Data to process:
::::::::

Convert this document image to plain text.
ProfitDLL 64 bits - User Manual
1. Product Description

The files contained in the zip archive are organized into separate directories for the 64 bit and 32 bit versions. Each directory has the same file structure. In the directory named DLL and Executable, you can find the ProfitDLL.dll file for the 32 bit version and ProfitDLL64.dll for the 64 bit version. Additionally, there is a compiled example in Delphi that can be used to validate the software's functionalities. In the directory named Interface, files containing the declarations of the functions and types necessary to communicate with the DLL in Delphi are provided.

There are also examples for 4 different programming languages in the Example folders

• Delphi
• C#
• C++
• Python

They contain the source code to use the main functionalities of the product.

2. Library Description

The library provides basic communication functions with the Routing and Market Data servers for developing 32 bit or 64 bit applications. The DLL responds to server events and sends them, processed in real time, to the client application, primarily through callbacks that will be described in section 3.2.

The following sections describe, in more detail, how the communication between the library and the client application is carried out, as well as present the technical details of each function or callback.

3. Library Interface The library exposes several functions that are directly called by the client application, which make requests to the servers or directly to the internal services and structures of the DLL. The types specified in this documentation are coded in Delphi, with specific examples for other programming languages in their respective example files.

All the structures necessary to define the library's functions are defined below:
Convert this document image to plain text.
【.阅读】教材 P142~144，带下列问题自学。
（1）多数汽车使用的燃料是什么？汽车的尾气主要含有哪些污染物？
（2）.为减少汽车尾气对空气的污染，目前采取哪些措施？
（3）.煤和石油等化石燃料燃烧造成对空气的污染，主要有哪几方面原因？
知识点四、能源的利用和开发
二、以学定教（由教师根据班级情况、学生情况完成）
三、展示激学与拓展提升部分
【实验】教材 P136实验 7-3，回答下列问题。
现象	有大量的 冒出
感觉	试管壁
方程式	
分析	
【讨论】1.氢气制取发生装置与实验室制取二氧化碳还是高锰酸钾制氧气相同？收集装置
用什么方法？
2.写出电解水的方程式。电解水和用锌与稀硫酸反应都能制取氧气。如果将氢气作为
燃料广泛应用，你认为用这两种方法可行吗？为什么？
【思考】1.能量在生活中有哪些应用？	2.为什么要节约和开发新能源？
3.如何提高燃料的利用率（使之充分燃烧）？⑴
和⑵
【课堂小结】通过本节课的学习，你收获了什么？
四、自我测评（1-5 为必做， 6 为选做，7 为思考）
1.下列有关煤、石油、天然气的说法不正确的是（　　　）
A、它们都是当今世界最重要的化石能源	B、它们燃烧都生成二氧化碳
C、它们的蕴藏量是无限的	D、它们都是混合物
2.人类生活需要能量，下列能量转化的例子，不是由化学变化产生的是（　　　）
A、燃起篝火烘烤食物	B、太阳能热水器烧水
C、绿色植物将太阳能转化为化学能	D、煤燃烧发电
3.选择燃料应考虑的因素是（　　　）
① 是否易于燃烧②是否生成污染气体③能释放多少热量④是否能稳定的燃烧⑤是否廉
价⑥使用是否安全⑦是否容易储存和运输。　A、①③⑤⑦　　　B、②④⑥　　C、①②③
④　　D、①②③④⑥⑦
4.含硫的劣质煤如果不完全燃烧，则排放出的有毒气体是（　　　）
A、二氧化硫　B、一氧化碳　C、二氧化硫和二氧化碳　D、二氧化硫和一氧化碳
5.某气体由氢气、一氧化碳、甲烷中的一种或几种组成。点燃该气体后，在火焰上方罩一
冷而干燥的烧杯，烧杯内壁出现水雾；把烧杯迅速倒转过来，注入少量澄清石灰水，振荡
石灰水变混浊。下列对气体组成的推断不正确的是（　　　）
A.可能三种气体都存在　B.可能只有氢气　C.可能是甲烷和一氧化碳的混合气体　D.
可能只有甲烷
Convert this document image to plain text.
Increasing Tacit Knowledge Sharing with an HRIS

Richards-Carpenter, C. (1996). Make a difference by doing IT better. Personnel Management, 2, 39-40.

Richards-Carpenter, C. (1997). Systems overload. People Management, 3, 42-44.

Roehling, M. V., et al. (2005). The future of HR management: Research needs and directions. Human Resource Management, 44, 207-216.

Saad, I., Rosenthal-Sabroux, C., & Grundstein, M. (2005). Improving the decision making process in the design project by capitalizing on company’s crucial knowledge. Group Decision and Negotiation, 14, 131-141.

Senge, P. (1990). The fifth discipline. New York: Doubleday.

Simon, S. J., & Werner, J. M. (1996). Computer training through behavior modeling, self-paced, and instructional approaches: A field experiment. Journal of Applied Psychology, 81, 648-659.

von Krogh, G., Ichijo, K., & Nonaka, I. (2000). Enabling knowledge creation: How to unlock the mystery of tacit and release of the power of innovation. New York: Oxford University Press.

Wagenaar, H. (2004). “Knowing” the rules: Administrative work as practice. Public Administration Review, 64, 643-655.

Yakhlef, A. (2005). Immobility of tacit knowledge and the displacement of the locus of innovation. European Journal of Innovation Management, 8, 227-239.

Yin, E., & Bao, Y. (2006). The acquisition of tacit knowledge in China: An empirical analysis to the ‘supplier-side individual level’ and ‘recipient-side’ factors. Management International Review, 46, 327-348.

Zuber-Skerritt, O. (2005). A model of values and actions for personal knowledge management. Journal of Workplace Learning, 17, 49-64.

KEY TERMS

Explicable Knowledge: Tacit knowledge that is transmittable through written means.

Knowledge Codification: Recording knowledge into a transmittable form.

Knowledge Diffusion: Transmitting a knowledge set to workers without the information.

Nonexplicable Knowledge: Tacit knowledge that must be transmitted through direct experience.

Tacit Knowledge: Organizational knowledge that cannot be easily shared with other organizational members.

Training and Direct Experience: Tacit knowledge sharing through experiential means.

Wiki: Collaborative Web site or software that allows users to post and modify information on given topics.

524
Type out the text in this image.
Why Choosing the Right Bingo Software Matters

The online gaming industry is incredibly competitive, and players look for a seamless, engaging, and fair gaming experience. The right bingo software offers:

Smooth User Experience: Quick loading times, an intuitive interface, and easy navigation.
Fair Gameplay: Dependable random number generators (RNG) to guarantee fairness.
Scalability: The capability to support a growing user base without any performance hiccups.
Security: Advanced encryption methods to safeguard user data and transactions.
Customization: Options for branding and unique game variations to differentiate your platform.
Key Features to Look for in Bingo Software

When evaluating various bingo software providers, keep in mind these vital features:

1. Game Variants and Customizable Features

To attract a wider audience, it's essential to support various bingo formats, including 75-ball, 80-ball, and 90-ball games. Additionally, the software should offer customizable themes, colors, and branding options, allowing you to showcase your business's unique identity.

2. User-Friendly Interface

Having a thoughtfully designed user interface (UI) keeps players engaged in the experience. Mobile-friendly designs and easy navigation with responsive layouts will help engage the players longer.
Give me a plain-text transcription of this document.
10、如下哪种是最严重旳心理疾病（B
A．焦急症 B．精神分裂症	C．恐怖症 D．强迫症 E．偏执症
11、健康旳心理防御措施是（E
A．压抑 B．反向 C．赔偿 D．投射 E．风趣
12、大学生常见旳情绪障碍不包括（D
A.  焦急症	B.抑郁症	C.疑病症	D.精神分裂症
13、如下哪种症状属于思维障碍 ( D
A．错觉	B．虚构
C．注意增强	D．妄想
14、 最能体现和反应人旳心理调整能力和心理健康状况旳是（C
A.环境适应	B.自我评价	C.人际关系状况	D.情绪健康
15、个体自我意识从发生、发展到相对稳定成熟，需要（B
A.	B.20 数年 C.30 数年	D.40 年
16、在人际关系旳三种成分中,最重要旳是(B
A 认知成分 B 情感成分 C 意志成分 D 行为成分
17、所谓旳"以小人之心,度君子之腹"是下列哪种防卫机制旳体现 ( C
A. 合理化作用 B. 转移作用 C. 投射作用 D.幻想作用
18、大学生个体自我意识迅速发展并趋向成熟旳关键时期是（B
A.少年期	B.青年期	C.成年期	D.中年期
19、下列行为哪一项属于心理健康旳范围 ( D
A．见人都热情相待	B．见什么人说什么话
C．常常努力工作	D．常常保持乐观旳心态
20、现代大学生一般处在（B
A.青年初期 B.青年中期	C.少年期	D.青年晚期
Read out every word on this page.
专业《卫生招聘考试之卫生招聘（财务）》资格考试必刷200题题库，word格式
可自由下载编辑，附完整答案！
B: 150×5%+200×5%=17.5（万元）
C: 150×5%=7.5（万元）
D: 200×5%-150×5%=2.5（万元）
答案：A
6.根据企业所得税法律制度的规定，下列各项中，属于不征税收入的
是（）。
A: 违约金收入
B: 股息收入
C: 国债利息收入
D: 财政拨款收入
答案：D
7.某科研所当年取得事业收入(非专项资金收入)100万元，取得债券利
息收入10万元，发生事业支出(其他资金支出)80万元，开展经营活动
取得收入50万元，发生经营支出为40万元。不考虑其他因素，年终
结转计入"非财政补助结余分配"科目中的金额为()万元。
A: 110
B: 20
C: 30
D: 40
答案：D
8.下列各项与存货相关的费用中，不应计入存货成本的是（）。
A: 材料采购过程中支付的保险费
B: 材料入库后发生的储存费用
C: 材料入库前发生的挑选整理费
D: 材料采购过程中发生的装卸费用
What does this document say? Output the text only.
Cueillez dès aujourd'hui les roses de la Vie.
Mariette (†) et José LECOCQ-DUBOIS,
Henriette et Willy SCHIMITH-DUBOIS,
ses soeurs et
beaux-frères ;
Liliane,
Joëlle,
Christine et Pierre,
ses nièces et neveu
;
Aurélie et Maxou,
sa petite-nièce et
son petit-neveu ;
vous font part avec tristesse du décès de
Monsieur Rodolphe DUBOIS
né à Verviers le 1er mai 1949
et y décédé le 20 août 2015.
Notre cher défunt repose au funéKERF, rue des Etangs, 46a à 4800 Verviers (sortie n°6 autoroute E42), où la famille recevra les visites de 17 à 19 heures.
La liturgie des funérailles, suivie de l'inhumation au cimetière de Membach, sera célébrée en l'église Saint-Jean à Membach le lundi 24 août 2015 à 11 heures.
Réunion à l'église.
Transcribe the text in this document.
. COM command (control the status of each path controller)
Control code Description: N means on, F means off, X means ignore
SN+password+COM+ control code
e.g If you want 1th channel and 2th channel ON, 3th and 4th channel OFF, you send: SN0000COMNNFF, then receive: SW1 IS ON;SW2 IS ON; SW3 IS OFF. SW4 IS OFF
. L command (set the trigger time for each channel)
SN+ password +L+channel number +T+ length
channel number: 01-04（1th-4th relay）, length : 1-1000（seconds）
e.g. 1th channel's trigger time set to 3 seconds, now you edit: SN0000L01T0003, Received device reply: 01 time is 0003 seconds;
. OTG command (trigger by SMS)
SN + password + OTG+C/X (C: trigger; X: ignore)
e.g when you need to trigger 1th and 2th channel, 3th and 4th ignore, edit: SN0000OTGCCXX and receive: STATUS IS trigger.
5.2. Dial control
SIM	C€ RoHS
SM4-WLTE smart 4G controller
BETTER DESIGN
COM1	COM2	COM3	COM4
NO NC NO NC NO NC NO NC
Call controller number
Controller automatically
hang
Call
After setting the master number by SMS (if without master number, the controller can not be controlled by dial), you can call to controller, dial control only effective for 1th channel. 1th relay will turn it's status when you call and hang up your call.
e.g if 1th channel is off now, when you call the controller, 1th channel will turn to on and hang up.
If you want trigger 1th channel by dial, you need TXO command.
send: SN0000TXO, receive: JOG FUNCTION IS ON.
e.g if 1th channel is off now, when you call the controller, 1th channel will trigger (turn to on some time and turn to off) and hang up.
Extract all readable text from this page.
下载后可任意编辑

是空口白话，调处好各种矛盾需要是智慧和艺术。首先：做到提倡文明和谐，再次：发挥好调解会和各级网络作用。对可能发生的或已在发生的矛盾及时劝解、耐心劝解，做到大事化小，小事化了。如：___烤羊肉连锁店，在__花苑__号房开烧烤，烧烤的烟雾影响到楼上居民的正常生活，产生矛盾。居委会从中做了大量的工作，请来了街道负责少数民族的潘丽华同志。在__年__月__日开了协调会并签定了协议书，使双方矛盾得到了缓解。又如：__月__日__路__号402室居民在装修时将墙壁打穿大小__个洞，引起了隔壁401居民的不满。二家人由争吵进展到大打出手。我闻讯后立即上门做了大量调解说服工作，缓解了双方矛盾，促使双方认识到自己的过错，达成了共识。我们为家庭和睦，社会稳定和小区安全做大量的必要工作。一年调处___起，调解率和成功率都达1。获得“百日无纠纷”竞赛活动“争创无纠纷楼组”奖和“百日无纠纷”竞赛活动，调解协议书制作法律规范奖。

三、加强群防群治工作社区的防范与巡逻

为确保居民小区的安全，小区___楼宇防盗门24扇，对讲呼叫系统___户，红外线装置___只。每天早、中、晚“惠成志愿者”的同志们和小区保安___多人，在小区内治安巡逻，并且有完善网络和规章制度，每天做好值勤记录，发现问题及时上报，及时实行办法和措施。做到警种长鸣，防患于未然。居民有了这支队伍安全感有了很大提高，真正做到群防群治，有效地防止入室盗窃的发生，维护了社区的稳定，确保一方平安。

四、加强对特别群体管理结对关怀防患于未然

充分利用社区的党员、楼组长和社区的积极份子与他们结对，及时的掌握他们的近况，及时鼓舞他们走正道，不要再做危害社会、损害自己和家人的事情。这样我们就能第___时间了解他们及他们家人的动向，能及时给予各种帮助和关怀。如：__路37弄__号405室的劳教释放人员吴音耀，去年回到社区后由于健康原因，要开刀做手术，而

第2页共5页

::::::::

Written exercise: Identify each line containing the string "Richards" and copy it out.

Answer to the task:
Richards-Carpenter, C. (1996). Make a difference by doing IT better. Personnel Management, 2, 39-40.
Richards-Carpenter, C. (1997). Systems overload. People Management, 3, 42-44.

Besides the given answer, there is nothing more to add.